(begin)

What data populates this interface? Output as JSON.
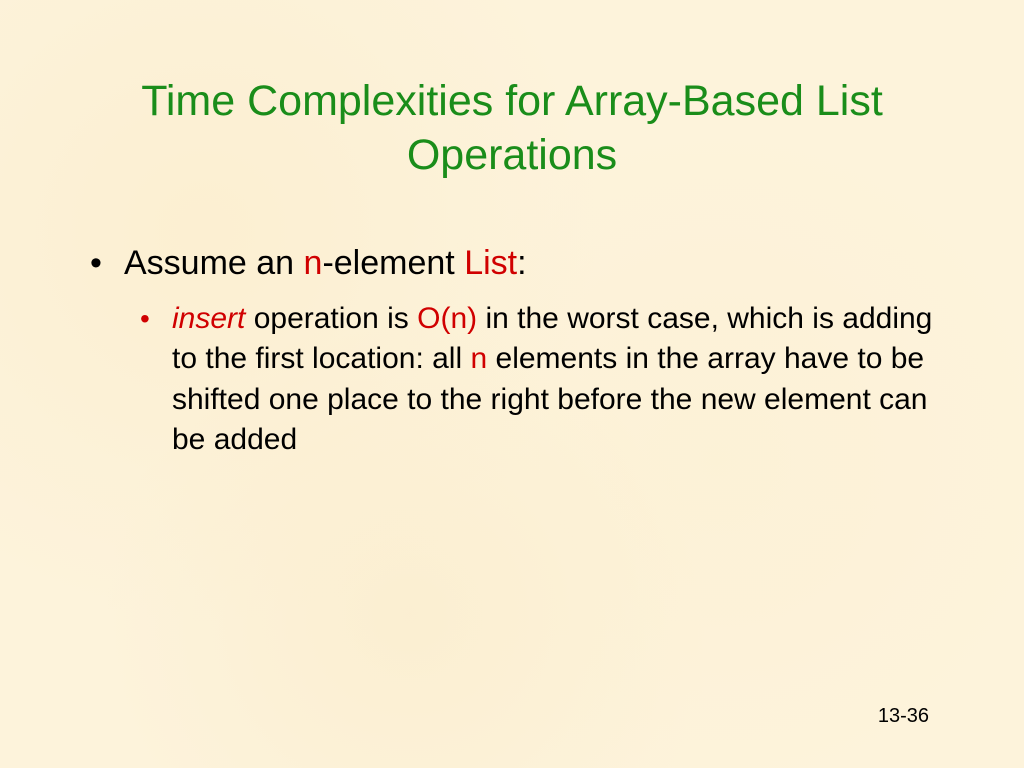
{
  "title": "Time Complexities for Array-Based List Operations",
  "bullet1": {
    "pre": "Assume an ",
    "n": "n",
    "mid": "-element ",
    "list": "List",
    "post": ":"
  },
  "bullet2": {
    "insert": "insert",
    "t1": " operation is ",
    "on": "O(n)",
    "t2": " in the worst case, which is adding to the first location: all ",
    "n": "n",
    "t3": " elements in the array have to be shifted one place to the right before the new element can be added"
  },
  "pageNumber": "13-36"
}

(end)

GOAL OF THE EXERCISE: From the data, collect all lines where the string "element" appears.

EXERCISE OUTPUT:
    "mid": "-element ",
    "t3": " elements in the array have to be shifted one place to the right before the new element can be added"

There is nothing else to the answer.